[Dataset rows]
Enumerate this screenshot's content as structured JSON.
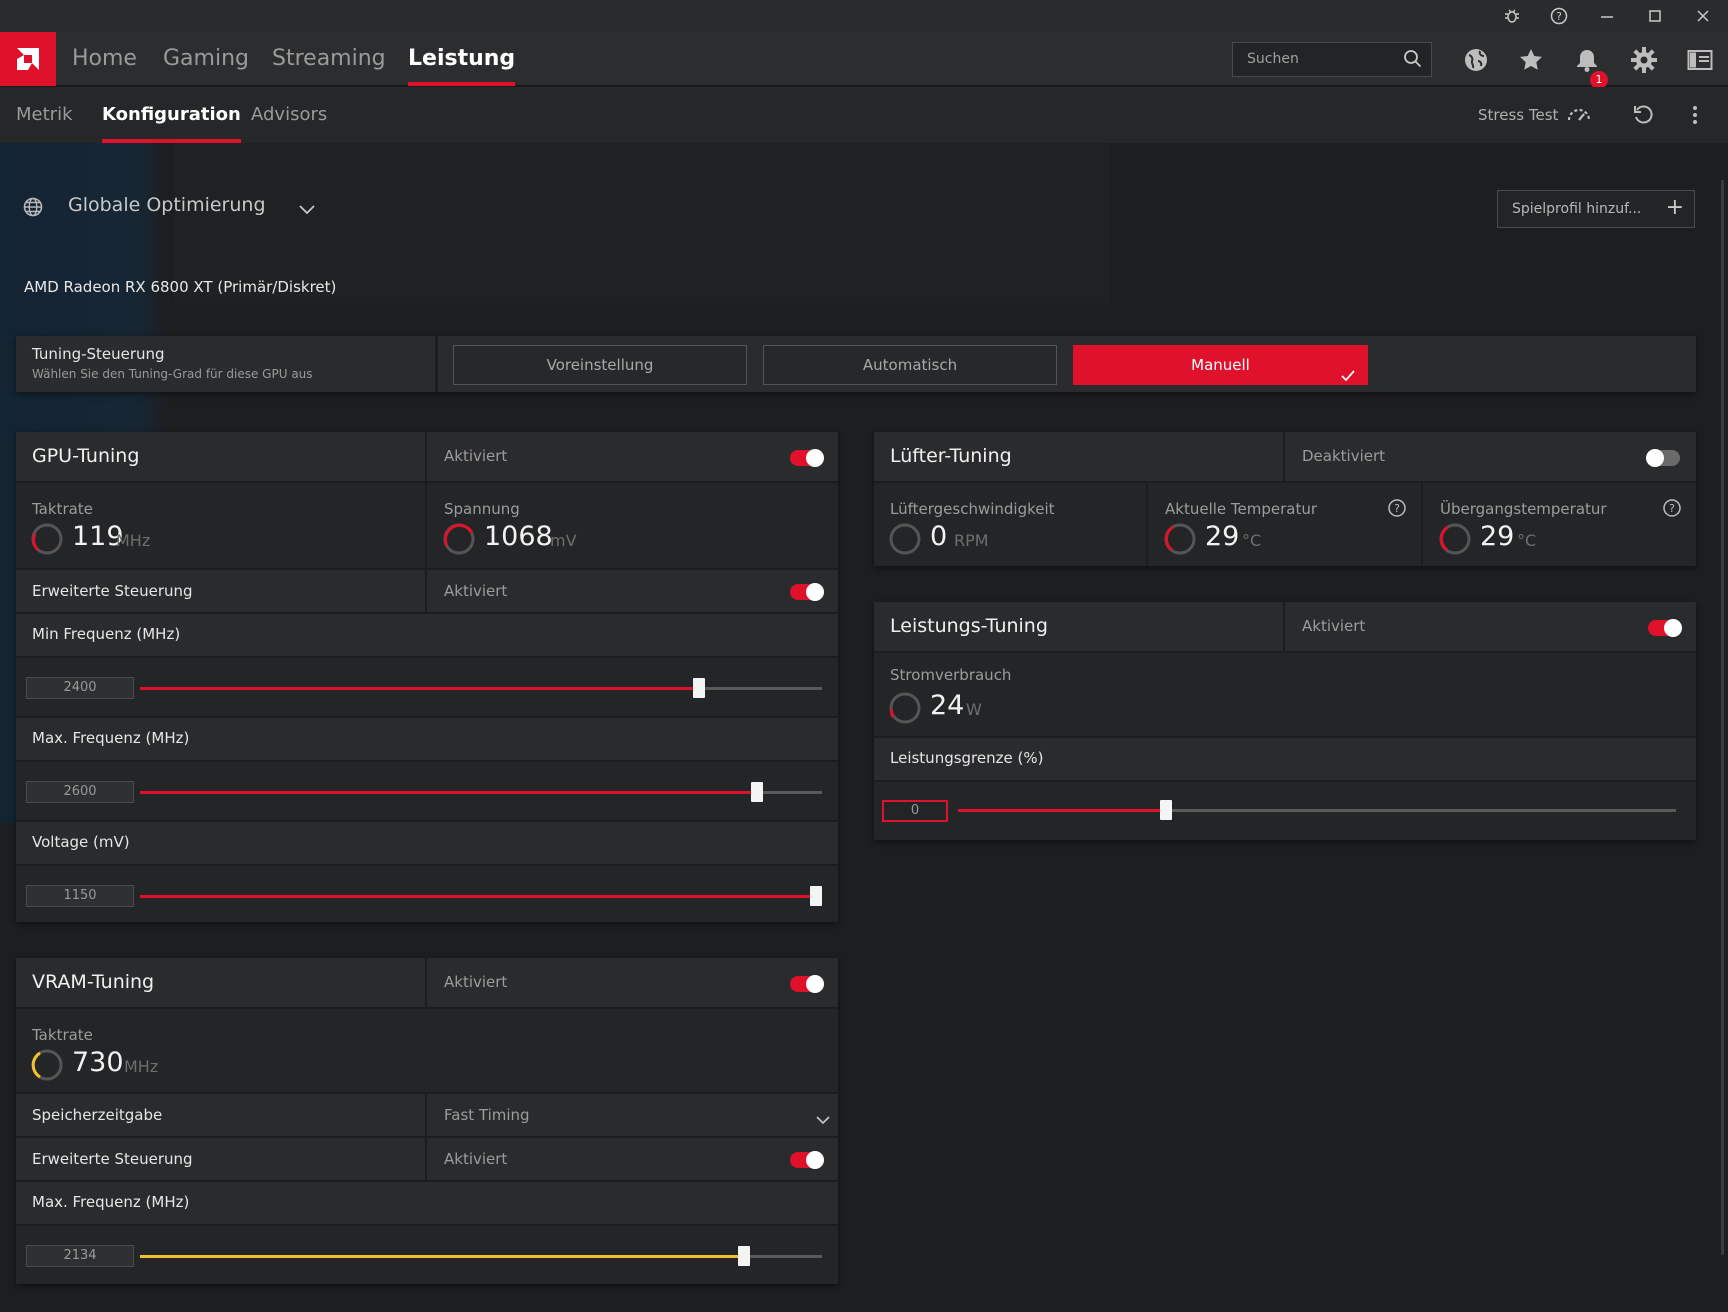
{
  "nav": {
    "tabs": [
      "Home",
      "Gaming",
      "Streaming",
      "Leistung"
    ],
    "search_placeholder": "Suchen",
    "notification_count": "1"
  },
  "subnav": {
    "tabs": [
      "Metrik",
      "Konfiguration",
      "Advisors"
    ],
    "stress_test": "Stress Test"
  },
  "profile": {
    "name": "Globale Optimierung",
    "add_profile": "Spielprofil hinzuf...",
    "gpu": "AMD Radeon RX 6800 XT (Primär/Diskret)"
  },
  "tuning_control": {
    "title": "Tuning-Steuerung",
    "subtitle": "Wählen Sie den Tuning-Grad für diese GPU aus",
    "options": [
      "Voreinstellung",
      "Automatisch",
      "Manuell"
    ],
    "selected": "Manuell"
  },
  "gpu_tuning": {
    "title": "GPU-Tuning",
    "status": "Aktiviert",
    "enabled": true,
    "clock": {
      "label": "Taktrate",
      "value": "119",
      "unit": "MHz"
    },
    "voltage": {
      "label": "Spannung",
      "value": "1068",
      "unit": "mV"
    },
    "advanced": {
      "label": "Erweiterte Steuerung",
      "status": "Aktiviert",
      "enabled": true
    },
    "min_freq": {
      "label": "Min Frequenz (MHz)",
      "value": "2400",
      "fraction": 0.82
    },
    "max_freq": {
      "label": "Max. Frequenz (MHz)",
      "value": "2600",
      "fraction": 0.905
    },
    "voltage_slider": {
      "label": "Voltage (mV)",
      "value": "1150",
      "fraction": 1.0
    }
  },
  "vram_tuning": {
    "title": "VRAM-Tuning",
    "status": "Aktiviert",
    "enabled": true,
    "clock": {
      "label": "Taktrate",
      "value": "730",
      "unit": "MHz"
    },
    "memory_timing": {
      "label": "Speicherzeitgabe",
      "value": "Fast Timing"
    },
    "advanced": {
      "label": "Erweiterte Steuerung",
      "status": "Aktiviert",
      "enabled": true
    },
    "max_freq": {
      "label": "Max. Frequenz (MHz)",
      "value": "2134",
      "fraction": 0.885
    }
  },
  "fan_tuning": {
    "title": "Lüfter-Tuning",
    "status": "Deaktiviert",
    "enabled": false,
    "fan_speed": {
      "label": "Lüftergeschwindigkeit",
      "value": "0",
      "unit": "RPM"
    },
    "current_temp": {
      "label": "Aktuelle Temperatur",
      "value": "29",
      "unit": "°C"
    },
    "junction_temp": {
      "label": "Übergangstemperatur",
      "value": "29",
      "unit": "°C"
    }
  },
  "power_tuning": {
    "title": "Leistungs-Tuning",
    "status": "Aktiviert",
    "enabled": true,
    "power_draw": {
      "label": "Stromverbrauch",
      "value": "24",
      "unit": "W"
    },
    "power_limit": {
      "label": "Leistungsgrenze (%)",
      "value": "0",
      "fraction": 0.29
    }
  },
  "colors": {
    "accent": "#e0112b",
    "vram_accent": "#f2c12e"
  }
}
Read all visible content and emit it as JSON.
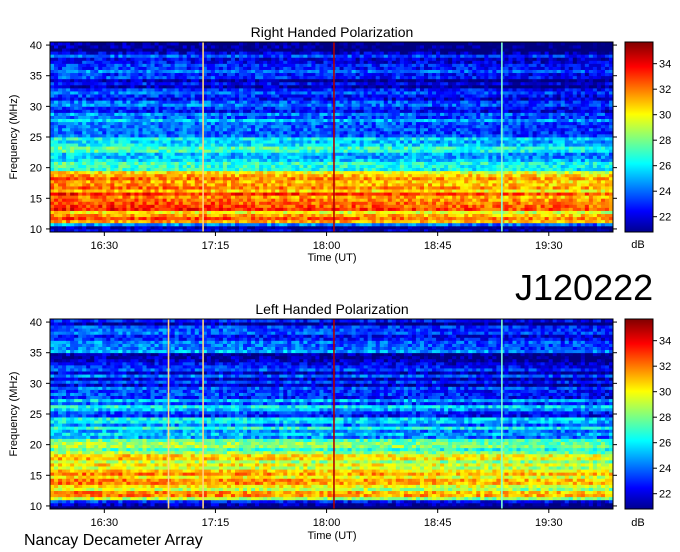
{
  "page": {
    "observation_id": "J120222",
    "footer": "Nancay Decameter Array"
  },
  "chart_data": [
    {
      "type": "heatmap",
      "title": "Right Handed Polarization",
      "xlabel": "Time (UT)",
      "ylabel": "Frequency (MHz)",
      "xticks": [
        "16:30",
        "17:15",
        "18:00",
        "18:45",
        "19:30"
      ],
      "xlim": [
        "16:08",
        "19:56"
      ],
      "yticks": [
        10,
        15,
        20,
        25,
        30,
        35,
        40
      ],
      "ylim": [
        9.5,
        40.5
      ],
      "colorbar": {
        "label": "dB",
        "ticks": [
          22,
          24,
          26,
          28,
          30,
          32,
          34
        ],
        "range": [
          20.8,
          35.7
        ],
        "colormap": "jet"
      },
      "vertical_lines": [
        "17:10",
        "18:03",
        "19:11"
      ],
      "band_profile": [
        [
          10.5,
          22
        ],
        [
          11.5,
          33
        ],
        [
          12.5,
          31
        ],
        [
          13.5,
          33
        ],
        [
          14.5,
          31.5
        ],
        [
          15.5,
          33
        ],
        [
          16.5,
          32
        ],
        [
          17.5,
          33
        ],
        [
          18.5,
          31
        ],
        [
          19.5,
          29
        ],
        [
          20.5,
          27
        ],
        [
          21.5,
          26.5
        ],
        [
          22.5,
          26
        ],
        [
          23.5,
          27
        ],
        [
          24.5,
          26
        ],
        [
          25.5,
          25.5
        ],
        [
          26.5,
          25
        ],
        [
          27.5,
          24.5
        ],
        [
          28.5,
          24.3
        ],
        [
          29.5,
          24
        ],
        [
          30.5,
          23.5
        ],
        [
          31.5,
          23.5
        ],
        [
          32.5,
          23.3
        ],
        [
          33.5,
          23
        ],
        [
          34.5,
          23
        ],
        [
          35.5,
          24
        ],
        [
          36.5,
          24.5
        ],
        [
          37.5,
          23
        ],
        [
          38.5,
          22.8
        ],
        [
          39.5,
          22.5
        ]
      ]
    },
    {
      "type": "heatmap",
      "title": "Left Handed Polarization",
      "xlabel": "Time (UT)",
      "ylabel": "Frequency (MHz)",
      "xticks": [
        "16:30",
        "17:15",
        "18:00",
        "18:45",
        "19:30"
      ],
      "xlim": [
        "16:08",
        "19:56"
      ],
      "yticks": [
        10,
        15,
        20,
        25,
        30,
        35,
        40
      ],
      "ylim": [
        9.5,
        40.5
      ],
      "colorbar": {
        "label": "dB",
        "ticks": [
          22,
          24,
          26,
          28,
          30,
          32,
          34
        ],
        "range": [
          20.8,
          35.7
        ],
        "colormap": "jet"
      },
      "vertical_lines": [
        "16:56",
        "17:10",
        "18:03",
        "19:11"
      ],
      "band_profile": [
        [
          10.5,
          22
        ],
        [
          11.5,
          33
        ],
        [
          12.5,
          30.5
        ],
        [
          13.5,
          32.5
        ],
        [
          14.5,
          30.5
        ],
        [
          15.5,
          31.5
        ],
        [
          16.5,
          30
        ],
        [
          17.5,
          31
        ],
        [
          18.5,
          29
        ],
        [
          19.5,
          28
        ],
        [
          20.5,
          27
        ],
        [
          21.5,
          26.5
        ],
        [
          22.5,
          26
        ],
        [
          23.5,
          25.5
        ],
        [
          24.5,
          25
        ],
        [
          25.5,
          24.8
        ],
        [
          26.5,
          25.5
        ],
        [
          27.5,
          24.5
        ],
        [
          28.5,
          24
        ],
        [
          29.5,
          23.8
        ],
        [
          30.5,
          23.5
        ],
        [
          31.5,
          23.3
        ],
        [
          32.5,
          23.2
        ],
        [
          33.5,
          23
        ],
        [
          34.5,
          23
        ],
        [
          35.5,
          24.5
        ],
        [
          36.5,
          25
        ],
        [
          37.5,
          24
        ],
        [
          38.5,
          23.5
        ],
        [
          39.5,
          23.2
        ]
      ]
    }
  ]
}
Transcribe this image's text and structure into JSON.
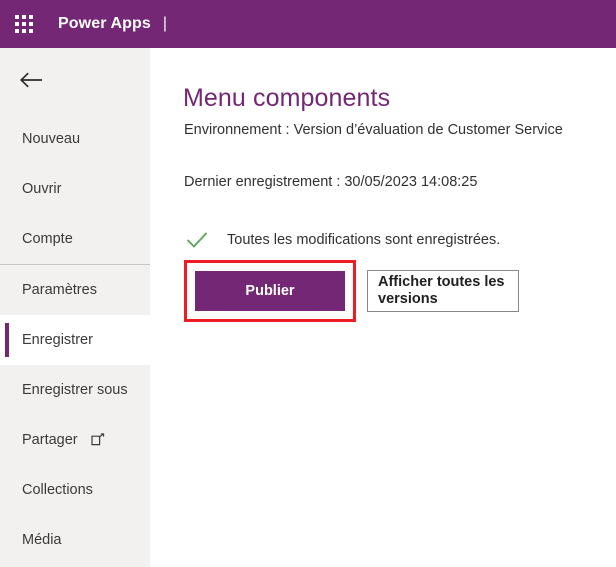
{
  "suitebar": {
    "waffle_icon": "app-launcher-waffle-icon",
    "brand": "Power Apps",
    "separator": "|"
  },
  "sidebar": {
    "back_icon": "back-arrow-icon",
    "items": [
      {
        "label": "Nouveau",
        "selected": false,
        "icon": null
      },
      {
        "label": "Ouvrir",
        "selected": false,
        "icon": null
      },
      {
        "label": "Compte",
        "selected": false,
        "icon": null
      },
      {
        "label": "Paramètres",
        "selected": false,
        "icon": null
      },
      {
        "label": "Enregistrer",
        "selected": true,
        "icon": null
      },
      {
        "label": "Enregistrer sous",
        "selected": false,
        "icon": null
      },
      {
        "label": "Partager",
        "selected": false,
        "icon": "external-link-icon"
      },
      {
        "label": "Collections",
        "selected": false,
        "icon": null
      },
      {
        "label": "Média",
        "selected": false,
        "icon": null
      }
    ],
    "divider_after_index": 2
  },
  "main": {
    "title": "Menu components",
    "environment": "Environnement : Version d’évaluation de Customer Service",
    "last_saved": "Dernier enregistrement : 30/05/2023 14:08:25",
    "status_icon": "green-checkmark-icon",
    "status_text": "Toutes les modifications sont enregistrées.",
    "publish_button": "Publier",
    "versions_button": "Afficher toutes les versions"
  },
  "colors": {
    "brand_purple": "#742774",
    "sidebar_bg": "#f2f1f0",
    "highlight_red": "#ee1d24",
    "success_green": "#5aa85a",
    "text_primary": "#323130"
  }
}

● What the task asks
Tally the lines of the material above that contain the word "content" and report the total alone.

● Task response
2